## Extracted data
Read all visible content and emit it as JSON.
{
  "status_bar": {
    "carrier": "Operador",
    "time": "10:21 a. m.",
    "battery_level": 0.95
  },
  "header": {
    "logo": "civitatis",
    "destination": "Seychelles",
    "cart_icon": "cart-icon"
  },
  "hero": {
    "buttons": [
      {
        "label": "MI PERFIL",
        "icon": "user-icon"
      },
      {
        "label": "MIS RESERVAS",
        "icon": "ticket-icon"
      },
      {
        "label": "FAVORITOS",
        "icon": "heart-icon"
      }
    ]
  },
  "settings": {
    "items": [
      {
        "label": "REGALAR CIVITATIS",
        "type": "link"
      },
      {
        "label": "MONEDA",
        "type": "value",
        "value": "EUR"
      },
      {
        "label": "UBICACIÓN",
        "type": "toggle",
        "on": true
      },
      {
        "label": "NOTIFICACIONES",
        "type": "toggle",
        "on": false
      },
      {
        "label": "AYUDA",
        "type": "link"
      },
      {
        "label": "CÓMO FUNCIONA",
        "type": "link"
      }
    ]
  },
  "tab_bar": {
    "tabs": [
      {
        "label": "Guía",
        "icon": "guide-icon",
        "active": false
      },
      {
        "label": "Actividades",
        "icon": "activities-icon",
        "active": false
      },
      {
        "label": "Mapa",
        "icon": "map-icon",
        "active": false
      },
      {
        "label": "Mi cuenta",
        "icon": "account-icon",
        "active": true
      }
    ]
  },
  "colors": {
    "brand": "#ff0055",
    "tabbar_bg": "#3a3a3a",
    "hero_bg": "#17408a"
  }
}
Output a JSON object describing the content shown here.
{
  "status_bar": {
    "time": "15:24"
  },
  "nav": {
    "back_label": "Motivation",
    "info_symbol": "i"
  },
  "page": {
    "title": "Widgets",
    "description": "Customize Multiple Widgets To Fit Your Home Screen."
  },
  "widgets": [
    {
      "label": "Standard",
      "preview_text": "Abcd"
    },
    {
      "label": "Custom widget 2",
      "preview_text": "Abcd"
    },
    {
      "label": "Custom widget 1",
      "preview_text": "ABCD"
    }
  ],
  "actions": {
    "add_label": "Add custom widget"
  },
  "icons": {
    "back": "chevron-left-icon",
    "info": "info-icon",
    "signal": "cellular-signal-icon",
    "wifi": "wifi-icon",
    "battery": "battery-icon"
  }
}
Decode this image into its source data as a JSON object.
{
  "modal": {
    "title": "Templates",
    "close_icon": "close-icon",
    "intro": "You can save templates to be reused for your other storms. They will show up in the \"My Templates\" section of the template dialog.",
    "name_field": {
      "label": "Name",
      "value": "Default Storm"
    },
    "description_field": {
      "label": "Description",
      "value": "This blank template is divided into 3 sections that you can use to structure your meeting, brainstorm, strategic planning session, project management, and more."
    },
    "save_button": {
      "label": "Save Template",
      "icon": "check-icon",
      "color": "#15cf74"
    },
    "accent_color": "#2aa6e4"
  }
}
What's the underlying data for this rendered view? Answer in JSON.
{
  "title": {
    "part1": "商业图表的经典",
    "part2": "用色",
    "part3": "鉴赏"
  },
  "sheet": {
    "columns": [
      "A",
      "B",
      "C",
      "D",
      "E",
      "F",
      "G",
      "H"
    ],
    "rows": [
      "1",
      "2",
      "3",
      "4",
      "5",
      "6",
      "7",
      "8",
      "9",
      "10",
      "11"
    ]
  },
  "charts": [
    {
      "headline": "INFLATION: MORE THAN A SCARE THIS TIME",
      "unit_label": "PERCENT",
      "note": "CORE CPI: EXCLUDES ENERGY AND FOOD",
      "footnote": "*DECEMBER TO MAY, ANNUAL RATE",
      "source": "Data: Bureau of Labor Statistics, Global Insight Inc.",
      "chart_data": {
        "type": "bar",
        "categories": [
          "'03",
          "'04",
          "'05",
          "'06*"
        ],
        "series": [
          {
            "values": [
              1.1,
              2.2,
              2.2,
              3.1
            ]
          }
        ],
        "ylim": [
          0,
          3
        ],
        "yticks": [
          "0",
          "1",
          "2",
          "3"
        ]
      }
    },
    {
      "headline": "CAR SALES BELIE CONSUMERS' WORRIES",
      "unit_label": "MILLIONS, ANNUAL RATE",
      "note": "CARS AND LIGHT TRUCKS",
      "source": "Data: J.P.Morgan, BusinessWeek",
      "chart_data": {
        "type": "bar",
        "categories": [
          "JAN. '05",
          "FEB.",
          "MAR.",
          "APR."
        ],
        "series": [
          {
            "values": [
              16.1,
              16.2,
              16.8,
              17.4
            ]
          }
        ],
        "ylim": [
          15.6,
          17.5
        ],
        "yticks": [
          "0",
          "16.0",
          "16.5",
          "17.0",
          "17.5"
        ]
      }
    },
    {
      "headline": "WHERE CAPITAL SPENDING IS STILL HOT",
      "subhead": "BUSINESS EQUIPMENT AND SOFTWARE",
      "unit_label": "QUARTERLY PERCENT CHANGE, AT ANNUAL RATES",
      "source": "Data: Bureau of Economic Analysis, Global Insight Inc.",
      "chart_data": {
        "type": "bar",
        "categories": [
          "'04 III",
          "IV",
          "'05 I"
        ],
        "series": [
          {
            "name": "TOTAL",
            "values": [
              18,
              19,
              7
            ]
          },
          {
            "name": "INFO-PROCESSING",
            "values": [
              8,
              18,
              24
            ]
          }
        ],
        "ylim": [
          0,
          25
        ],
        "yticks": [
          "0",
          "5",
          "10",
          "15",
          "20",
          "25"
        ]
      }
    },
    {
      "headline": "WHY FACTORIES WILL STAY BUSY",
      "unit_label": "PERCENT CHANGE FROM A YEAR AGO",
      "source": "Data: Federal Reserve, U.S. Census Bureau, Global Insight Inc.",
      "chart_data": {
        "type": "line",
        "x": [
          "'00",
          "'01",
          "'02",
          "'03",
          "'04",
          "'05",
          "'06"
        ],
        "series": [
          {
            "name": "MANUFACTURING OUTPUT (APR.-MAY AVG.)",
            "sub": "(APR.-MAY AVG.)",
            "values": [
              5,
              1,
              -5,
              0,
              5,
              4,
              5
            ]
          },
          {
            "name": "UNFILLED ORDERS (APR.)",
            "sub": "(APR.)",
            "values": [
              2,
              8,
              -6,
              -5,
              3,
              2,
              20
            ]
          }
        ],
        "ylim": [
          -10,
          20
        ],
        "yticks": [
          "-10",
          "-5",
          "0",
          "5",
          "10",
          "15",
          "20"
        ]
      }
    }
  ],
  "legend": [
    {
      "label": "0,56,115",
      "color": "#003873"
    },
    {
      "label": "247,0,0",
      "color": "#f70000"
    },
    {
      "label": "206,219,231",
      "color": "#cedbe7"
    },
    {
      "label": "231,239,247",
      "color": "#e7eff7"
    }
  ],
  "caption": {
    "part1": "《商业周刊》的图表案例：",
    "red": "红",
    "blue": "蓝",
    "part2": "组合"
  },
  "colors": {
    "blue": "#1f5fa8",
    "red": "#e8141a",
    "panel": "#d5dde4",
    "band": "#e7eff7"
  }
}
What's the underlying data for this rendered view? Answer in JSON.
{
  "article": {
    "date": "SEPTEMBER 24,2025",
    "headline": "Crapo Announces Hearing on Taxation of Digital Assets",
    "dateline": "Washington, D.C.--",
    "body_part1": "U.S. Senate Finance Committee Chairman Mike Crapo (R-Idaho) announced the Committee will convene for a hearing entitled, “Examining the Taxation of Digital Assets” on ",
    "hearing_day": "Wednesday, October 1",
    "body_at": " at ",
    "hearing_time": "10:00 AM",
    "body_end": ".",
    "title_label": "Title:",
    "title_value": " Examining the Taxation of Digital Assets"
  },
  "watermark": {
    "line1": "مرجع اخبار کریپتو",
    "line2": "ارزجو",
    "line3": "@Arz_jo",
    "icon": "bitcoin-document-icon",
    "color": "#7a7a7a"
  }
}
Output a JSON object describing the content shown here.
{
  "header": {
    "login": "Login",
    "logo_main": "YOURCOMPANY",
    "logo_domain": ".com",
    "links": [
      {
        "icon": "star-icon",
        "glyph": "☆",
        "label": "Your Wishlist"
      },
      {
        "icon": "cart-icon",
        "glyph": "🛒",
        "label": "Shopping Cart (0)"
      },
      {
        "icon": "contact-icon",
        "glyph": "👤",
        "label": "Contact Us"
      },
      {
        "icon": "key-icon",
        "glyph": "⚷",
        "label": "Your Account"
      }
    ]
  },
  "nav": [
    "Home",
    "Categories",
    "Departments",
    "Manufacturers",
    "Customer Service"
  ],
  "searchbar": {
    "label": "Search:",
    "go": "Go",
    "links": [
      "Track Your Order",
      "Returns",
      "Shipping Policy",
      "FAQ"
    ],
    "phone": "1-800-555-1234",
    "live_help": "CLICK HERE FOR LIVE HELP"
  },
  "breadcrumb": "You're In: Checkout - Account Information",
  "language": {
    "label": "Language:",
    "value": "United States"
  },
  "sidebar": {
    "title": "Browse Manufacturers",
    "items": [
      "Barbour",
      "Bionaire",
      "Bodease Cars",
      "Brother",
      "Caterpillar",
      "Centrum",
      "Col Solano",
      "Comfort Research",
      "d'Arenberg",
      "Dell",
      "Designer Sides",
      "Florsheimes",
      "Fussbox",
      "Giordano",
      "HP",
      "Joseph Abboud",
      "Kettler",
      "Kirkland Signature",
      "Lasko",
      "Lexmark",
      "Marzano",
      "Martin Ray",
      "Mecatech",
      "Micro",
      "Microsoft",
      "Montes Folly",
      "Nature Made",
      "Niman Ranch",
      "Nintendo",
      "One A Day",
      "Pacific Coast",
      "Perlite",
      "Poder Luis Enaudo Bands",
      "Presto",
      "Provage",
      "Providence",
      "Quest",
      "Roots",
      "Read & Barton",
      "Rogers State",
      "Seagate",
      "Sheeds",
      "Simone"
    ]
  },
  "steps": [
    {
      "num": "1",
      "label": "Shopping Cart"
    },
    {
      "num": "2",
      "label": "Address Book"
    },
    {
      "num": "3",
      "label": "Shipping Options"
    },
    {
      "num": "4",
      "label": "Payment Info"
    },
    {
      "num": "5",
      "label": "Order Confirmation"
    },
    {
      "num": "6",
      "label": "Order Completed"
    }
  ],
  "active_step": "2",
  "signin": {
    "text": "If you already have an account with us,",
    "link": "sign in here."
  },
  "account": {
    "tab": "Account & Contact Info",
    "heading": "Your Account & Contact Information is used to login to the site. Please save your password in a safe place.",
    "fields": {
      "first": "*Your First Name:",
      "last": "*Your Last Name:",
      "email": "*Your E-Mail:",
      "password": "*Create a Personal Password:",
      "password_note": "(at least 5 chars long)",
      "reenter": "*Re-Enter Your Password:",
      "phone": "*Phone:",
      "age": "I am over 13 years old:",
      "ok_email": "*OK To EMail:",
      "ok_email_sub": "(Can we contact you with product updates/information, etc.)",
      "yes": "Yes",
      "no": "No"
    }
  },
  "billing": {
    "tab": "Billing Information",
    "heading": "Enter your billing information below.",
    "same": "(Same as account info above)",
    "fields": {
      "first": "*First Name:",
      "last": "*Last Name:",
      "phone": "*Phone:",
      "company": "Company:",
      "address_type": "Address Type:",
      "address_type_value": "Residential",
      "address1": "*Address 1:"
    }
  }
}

## What needs to be done
Say how many lines in the records contain the string "login", and say nothing else.

## Correct response
2